------ Given data ------
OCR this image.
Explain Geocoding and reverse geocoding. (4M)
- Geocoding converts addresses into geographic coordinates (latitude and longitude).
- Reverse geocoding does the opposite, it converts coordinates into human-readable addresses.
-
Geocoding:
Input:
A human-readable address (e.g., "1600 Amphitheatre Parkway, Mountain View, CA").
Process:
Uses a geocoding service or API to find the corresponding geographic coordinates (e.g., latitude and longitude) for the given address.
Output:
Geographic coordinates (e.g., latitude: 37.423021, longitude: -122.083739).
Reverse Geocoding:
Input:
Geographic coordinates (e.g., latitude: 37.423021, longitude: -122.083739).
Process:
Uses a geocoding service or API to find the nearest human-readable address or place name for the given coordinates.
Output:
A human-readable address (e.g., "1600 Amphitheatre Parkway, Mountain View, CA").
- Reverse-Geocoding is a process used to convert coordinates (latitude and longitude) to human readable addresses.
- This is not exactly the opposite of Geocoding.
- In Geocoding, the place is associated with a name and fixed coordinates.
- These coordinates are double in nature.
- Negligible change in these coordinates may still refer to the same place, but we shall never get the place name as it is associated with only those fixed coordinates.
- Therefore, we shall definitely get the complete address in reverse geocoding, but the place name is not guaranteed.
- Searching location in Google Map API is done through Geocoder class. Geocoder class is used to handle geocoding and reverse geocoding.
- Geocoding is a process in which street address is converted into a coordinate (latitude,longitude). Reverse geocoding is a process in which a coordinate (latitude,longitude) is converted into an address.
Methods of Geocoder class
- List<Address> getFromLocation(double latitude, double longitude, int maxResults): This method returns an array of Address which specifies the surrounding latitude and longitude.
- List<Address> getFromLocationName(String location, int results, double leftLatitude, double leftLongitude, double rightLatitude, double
------
Aim of the exercise »
Retype the material above, line by line, exactly.

Task response »
OCR this image.
Explain Geocoding and reverse geocoding. (4M)
- Geocoding converts addresses into geographic coordinates (latitude and longitude).
- Reverse geocoding does the opposite, it converts coordinates into human-readable addresses.
-
Geocoding:
Input:
A human-readable address (e.g., "1600 Amphitheatre Parkway, Mountain View, CA").
Process:
Uses a geocoding service or API to find the corresponding geographic coordinates (e.g., latitude and longitude) for the given address.
Output:
Geographic coordinates (e.g., latitude: 37.423021, longitude: -122.083739).
Reverse Geocoding:
Input:
Geographic coordinates (e.g., latitude: 37.423021, longitude: -122.083739).
Process:
Uses a geocoding service or API to find the nearest human-readable address or place name for the given coordinates.
Output:
A human-readable address (e.g., "1600 Amphitheatre Parkway, Mountain View, CA").
- Reverse-Geocoding is a process used to convert coordinates (latitude and longitude) to human readable addresses.
- This is not exactly the opposite of Geocoding.
- In Geocoding, the place is associated with a name and fixed coordinates.
- These coordinates are double in nature.
- Negligible change in these coordinates may still refer to the same place, but we shall never get the place name as it is associated with only those fixed coordinates.
- Therefore, we shall definitely get the complete address in reverse geocoding, but the place name is not guaranteed.
- Searching location in Google Map API is done through Geocoder class. Geocoder class is used to handle geocoding and reverse geocoding.
- Geocoding is a process in which street address is converted into a coordinate (latitude,longitude). Reverse geocoding is a process in which a coordinate (latitude,longitude) is converted into an address.
Methods of Geocoder class
- List<Address> getFromLocation(double latitude, double longitude, int maxResults): This method returns an array of Address which specifies the surrounding latitude and longitude.
- List<Address> getFromLocationName(String location, int results, double leftLatitude, double leftLongitude, double rightLatitude, double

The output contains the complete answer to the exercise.